[EXERCISE DESCRIPTION]:
Retype the whole listing, please, keeping every line exact and dropping the pictures.

[DATA SUPPLIED]:
-- -- --

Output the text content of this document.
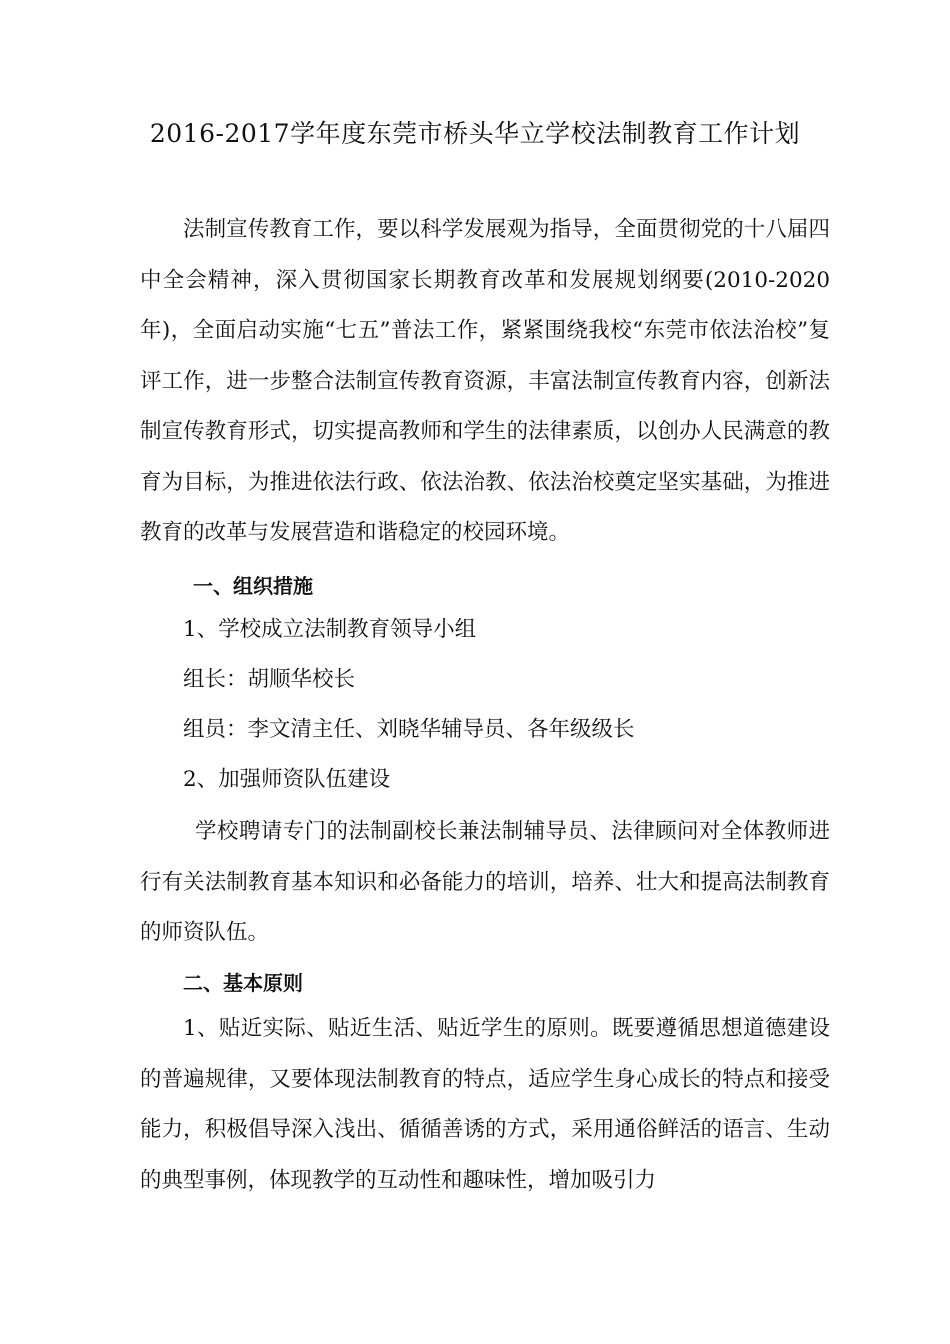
2016-2017学年度东莞市桥头华立学校法制教育工作计划
法制宣传教育工作，要以科学发展观为指导，全面贯彻党的十八届四中全会精神，深入贯彻国家长期教育改革和发展规划纲要(2010-2020年)，全面启动实施“七五”普法工作，紧紧围绕我校“东莞市依法治校”复评工作，进一步整合法制宣传教育资源，丰富法制宣传教育内容，创新法制宣传教育形式，切实提高教师和学生的法律素质，以创办人民满意的教育为目标，为推进依法行政、依法治教、依法治校奠定坚实基础，为推进教育的改革与发展营造和谐稳定的校园环境。
一、组织措施
1、学校成立法制教育领导小组
组长：胡顺华校长
组员：李文清主任、刘晓华辅导员、各年级级长
2、加强师资队伍建设
学校聘请专门的法制副校长兼法制辅导员、法律顾问对全体教师进行有关法制教育基本知识和必备能力的培训，培养、壮大和提高法制教育的师资队伍。
二、基本原则
1、贴近实际、贴近生活、贴近学生的原则。既要遵循思想道德建设的普遍规律，又要体现法制教育的特点，适应学生身心成长的特点和接受能力，积极倡导深入浅出、循循善诱的方式，采用通俗鲜活的语言、生动的典型事例，体现教学的互动性和趣味性，增加吸引力
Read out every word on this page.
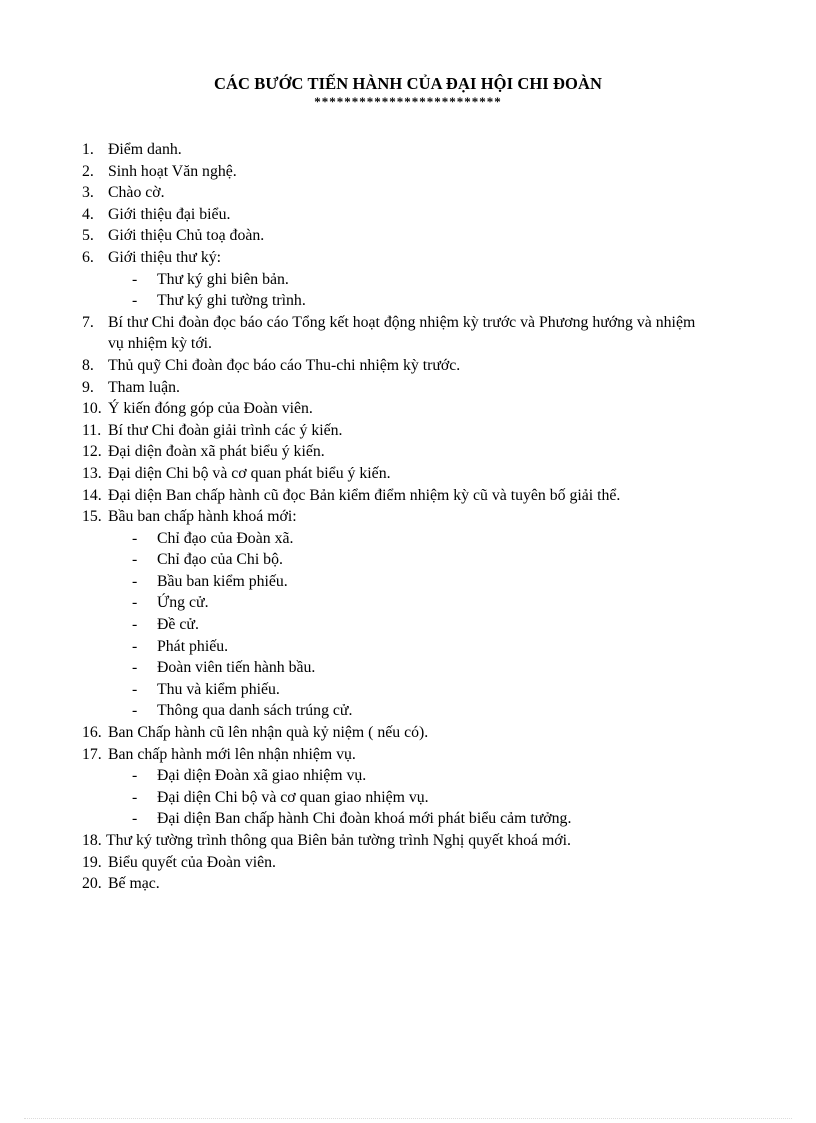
CÁC BƯỚC TIẾN HÀNH CỦA ĐẠI HỘI CHI ĐOÀN
*************************
1. Điểm danh.
2. Sinh hoạt Văn nghệ.
3. Chào cờ.
4. Giới thiệu đại biểu.
5. Giới thiệu Chủ toạ đoàn.
6. Giới thiệu thư ký:
- Thư ký ghi biên bản.
- Thư ký ghi tường trình.
7. Bí thư Chi đoàn đọc báo cáo Tổng kết hoạt động nhiệm kỳ trước và Phương hướng và nhiệm vụ nhiệm kỳ tới.
8. Thủ quỹ Chi đoàn đọc báo cáo Thu-chi nhiệm kỳ trước.
9. Tham luận.
10. Ý kiến đóng góp của Đoàn viên.
11. Bí thư Chi đoàn giải trình các ý kiến.
12. Đại diện đoàn xã phát biểu ý kiến.
13. Đại diện Chi bộ và cơ quan phát biểu ý kiến.
14. Đại diện Ban chấp hành cũ đọc Bản kiểm điểm nhiệm kỳ cũ và tuyên bố giải thể.
15. Bầu ban chấp hành khoá mới:
- Chỉ đạo của Đoàn xã.
- Chỉ đạo của Chi bộ.
- Bầu ban kiểm phiếu.
- Ứng cử.
- Đề cử.
- Phát phiếu.
- Đoàn viên tiến hành bầu.
- Thu và kiểm phiếu.
- Thông qua danh sách trúng cử.
16. Ban Chấp hành cũ lên nhận quà kỷ niệm ( nếu có).
17. Ban chấp hành mới lên nhận nhiệm vụ.
- Đại diện Đoàn xã giao nhiệm vụ.
- Đại diện Chi bộ và cơ quan giao nhiệm vụ.
- Đại diện Ban chấp hành Chi đoàn khoá mới phát biểu cảm tưởng.
18. Thư ký tường trình thông qua Biên bản tường trình Nghị quyết khoá mới.
19. Biểu quyết của Đoàn viên.
20. Bế mạc.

-- -- --

[ANSWER TO THE EXERCISE]:
Output the text content of this document.
2016-2017学年度东莞市桥头华立学校法制教育工作计划
法制宣传教育工作，要以科学发展观为指导，全面贯彻党的十八届四中全会精神，深入贯彻国家长期教育改革和发展规划纲要(2010-2020年)，全面启动实施“七五”普法工作，紧紧围绕我校“东莞市依法治校”复评工作，进一步整合法制宣传教育资源，丰富法制宣传教育内容，创新法制宣传教育形式，切实提高教师和学生的法律素质，以创办人民满意的教育为目标，为推进依法行政、依法治教、依法治校奠定坚实基础，为推进教育的改革与发展营造和谐稳定的校园环境。
一、组织措施
1、学校成立法制教育领导小组
组长：胡顺华校长
组员：李文清主任、刘晓华辅导员、各年级级长
2、加强师资队伍建设
学校聘请专门的法制副校长兼法制辅导员、法律顾问对全体教师进行有关法制教育基本知识和必备能力的培训，培养、壮大和提高法制教育的师资队伍。
二、基本原则
1、贴近实际、贴近生活、贴近学生的原则。既要遵循思想道德建设的普遍规律，又要体现法制教育的特点，适应学生身心成长的特点和接受能力，积极倡导深入浅出、循循善诱的方式，采用通俗鲜活的语言、生动的典型事例，体现教学的互动性和趣味性，增加吸引力
Read out every word on this page.
CÁC BƯỚC TIẾN HÀNH CỦA ĐẠI HỘI CHI ĐOÀN
*************************
1. Điểm danh.
2. Sinh hoạt Văn nghệ.
3. Chào cờ.
4. Giới thiệu đại biểu.
5. Giới thiệu Chủ toạ đoàn.
6. Giới thiệu thư ký:
- Thư ký ghi biên bản.
- Thư ký ghi tường trình.
7. Bí thư Chi đoàn đọc báo cáo Tổng kết hoạt động nhiệm kỳ trước và Phương hướng và nhiệm vụ nhiệm kỳ tới.
8. Thủ quỹ Chi đoàn đọc báo cáo Thu-chi nhiệm kỳ trước.
9. Tham luận.
10. Ý kiến đóng góp của Đoàn viên.
11. Bí thư Chi đoàn giải trình các ý kiến.
12. Đại diện đoàn xã phát biểu ý kiến.
13. Đại diện Chi bộ và cơ quan phát biểu ý kiến.
14. Đại diện Ban chấp hành cũ đọc Bản kiểm điểm nhiệm kỳ cũ và tuyên bố giải thể.
15. Bầu ban chấp hành khoá mới:
- Chỉ đạo của Đoàn xã.
- Chỉ đạo của Chi bộ.
- Bầu ban kiểm phiếu.
- Ứng cử.
- Đề cử.
- Phát phiếu.
- Đoàn viên tiến hành bầu.
- Thu và kiểm phiếu.
- Thông qua danh sách trúng cử.
16. Ban Chấp hành cũ lên nhận quà kỷ niệm ( nếu có).
17. Ban chấp hành mới lên nhận nhiệm vụ.
- Đại diện Đoàn xã giao nhiệm vụ.
- Đại diện Chi bộ và cơ quan giao nhiệm vụ.
- Đại diện Ban chấp hành Chi đoàn khoá mới phát biểu cảm tưởng.
18. Thư ký tường trình thông qua Biên bản tường trình Nghị quyết khoá mới.
19. Biểu quyết của Đoàn viên.
20. Bế mạc.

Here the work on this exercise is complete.